*Dataset records*:
--- Begin ---
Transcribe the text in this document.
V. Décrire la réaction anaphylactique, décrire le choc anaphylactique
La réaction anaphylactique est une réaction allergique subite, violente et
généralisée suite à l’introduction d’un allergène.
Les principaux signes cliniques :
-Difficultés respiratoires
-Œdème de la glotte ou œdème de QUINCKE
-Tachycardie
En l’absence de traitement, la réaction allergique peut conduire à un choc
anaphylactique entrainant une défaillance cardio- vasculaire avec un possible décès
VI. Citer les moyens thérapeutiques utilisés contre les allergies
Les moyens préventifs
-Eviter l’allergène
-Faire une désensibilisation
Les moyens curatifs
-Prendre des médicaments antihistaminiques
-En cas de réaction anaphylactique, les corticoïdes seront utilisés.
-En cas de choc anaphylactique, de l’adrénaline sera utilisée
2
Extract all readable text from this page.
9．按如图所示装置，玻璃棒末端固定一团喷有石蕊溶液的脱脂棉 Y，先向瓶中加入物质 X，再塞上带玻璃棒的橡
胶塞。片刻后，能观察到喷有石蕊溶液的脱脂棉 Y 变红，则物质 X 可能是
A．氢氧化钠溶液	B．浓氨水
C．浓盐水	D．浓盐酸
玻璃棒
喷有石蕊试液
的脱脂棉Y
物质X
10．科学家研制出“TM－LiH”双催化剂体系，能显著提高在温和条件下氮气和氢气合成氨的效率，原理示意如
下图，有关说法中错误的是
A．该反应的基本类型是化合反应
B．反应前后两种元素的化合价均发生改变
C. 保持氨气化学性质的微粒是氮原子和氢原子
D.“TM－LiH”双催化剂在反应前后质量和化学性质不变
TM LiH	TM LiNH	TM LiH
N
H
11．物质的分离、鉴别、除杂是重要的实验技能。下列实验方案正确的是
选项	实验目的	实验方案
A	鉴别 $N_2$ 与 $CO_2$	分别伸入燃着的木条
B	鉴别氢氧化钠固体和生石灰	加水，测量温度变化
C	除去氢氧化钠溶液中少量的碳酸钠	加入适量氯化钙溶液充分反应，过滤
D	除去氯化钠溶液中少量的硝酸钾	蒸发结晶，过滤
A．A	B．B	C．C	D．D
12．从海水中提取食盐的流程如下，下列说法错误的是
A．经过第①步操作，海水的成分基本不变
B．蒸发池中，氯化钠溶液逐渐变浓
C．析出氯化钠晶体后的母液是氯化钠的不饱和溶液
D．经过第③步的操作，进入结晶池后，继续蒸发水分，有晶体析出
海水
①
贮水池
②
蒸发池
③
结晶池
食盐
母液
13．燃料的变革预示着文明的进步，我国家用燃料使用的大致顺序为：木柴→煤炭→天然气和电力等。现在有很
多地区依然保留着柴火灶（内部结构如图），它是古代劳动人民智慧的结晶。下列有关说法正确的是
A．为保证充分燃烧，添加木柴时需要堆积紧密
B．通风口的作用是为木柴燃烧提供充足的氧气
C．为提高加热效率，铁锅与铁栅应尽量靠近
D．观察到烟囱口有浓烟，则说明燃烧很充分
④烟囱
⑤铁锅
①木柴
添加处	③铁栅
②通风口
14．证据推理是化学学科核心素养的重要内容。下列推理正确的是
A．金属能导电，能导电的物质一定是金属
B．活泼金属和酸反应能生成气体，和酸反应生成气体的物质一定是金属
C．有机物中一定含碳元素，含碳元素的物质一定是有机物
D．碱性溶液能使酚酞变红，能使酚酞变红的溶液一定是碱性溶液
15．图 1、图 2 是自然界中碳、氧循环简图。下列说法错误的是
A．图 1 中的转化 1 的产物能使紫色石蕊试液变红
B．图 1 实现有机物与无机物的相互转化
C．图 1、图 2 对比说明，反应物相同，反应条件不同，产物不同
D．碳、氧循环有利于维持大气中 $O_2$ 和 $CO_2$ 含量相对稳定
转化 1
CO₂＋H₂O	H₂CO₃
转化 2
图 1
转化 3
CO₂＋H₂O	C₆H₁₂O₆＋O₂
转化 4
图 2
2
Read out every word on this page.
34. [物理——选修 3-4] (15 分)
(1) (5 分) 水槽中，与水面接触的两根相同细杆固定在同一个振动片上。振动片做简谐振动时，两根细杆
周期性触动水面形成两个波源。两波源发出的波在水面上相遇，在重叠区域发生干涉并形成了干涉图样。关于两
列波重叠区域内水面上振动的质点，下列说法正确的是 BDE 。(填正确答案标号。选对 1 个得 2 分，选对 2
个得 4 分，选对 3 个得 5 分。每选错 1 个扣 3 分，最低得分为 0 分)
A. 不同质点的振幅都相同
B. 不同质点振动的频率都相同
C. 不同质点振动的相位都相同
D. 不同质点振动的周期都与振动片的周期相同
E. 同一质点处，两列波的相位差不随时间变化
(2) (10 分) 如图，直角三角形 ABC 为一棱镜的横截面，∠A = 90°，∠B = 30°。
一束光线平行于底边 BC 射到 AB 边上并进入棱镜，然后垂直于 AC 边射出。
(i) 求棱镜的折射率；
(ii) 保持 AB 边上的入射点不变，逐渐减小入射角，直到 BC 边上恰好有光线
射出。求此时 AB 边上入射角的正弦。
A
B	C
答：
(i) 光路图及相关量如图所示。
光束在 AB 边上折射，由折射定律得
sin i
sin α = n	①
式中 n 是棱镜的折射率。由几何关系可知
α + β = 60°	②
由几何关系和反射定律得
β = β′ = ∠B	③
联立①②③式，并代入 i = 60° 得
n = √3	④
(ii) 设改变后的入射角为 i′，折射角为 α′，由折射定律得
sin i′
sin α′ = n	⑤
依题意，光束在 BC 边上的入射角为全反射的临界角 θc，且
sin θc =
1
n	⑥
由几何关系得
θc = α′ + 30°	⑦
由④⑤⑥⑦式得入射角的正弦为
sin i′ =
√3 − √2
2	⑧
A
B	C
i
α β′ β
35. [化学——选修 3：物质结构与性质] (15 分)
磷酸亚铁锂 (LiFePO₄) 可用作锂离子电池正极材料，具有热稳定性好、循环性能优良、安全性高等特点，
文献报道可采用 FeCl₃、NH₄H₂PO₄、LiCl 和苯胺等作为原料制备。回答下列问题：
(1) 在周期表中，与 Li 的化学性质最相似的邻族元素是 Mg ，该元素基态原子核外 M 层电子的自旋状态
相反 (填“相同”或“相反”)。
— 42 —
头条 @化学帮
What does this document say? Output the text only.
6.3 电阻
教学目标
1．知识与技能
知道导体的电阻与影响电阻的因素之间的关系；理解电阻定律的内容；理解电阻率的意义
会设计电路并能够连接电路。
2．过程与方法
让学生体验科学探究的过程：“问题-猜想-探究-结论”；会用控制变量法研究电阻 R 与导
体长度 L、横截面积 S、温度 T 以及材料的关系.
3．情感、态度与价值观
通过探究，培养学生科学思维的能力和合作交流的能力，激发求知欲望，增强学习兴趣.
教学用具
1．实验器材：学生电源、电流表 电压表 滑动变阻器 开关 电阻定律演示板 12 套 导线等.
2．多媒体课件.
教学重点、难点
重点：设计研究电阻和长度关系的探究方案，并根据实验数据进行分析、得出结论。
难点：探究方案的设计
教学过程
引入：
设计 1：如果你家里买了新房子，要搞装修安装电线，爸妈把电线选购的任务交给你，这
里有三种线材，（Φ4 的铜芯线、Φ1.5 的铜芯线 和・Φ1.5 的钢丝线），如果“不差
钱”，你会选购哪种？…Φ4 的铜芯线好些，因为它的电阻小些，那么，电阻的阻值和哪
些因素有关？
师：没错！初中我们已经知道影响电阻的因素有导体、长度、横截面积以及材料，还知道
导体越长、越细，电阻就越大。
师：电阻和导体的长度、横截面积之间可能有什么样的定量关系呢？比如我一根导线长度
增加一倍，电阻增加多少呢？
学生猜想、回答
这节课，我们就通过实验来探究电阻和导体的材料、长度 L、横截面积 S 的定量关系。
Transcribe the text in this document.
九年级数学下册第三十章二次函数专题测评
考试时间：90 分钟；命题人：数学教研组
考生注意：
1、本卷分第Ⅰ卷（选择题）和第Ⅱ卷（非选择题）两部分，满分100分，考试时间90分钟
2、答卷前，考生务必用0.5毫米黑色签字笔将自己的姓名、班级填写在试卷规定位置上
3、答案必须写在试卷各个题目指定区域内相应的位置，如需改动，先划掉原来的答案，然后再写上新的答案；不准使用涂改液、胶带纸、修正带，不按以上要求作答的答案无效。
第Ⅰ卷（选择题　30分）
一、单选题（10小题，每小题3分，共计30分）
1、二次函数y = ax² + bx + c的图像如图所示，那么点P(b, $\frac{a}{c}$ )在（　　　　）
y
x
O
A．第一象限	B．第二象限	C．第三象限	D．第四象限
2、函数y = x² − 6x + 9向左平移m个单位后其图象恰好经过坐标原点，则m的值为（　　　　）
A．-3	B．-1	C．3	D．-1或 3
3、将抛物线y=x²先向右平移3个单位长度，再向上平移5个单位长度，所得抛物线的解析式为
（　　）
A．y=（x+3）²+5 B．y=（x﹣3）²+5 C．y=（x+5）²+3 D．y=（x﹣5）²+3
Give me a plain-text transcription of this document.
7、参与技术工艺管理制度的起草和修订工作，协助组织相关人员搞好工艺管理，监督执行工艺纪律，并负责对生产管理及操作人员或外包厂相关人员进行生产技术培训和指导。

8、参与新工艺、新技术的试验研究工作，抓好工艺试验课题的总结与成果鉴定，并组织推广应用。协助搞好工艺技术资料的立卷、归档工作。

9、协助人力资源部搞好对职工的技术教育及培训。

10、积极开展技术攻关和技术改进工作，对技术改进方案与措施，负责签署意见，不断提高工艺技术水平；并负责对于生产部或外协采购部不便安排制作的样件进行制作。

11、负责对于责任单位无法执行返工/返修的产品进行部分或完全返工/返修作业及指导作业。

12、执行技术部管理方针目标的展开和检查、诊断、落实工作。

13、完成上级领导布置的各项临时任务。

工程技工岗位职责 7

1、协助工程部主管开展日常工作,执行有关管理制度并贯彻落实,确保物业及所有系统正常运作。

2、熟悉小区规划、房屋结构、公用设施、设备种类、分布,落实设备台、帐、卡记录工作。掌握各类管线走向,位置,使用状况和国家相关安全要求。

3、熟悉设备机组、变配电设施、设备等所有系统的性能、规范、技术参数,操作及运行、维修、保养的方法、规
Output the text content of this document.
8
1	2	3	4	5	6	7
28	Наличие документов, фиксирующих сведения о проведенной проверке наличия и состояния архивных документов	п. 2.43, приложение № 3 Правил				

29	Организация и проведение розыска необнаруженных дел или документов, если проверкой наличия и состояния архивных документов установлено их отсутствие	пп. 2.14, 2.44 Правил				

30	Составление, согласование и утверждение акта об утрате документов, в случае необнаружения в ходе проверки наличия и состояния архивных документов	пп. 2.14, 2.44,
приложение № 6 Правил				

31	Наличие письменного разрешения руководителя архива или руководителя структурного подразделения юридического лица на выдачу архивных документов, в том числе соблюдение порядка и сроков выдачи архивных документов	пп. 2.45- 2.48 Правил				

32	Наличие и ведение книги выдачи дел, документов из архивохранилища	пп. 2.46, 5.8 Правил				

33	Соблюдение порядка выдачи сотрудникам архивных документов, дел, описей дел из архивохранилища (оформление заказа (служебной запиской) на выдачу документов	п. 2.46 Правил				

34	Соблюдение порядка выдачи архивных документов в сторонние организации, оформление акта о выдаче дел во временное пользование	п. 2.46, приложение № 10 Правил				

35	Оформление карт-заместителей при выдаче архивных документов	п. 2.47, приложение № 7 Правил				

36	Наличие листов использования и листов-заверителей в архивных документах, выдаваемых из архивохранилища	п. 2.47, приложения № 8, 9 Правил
--- End ---
*What the exercise asks*:
Pull out all lines of the data with the string "allergène".

*Answer*:
généralisée suite à l’introduction d’un allergène.
-Eviter l’allergène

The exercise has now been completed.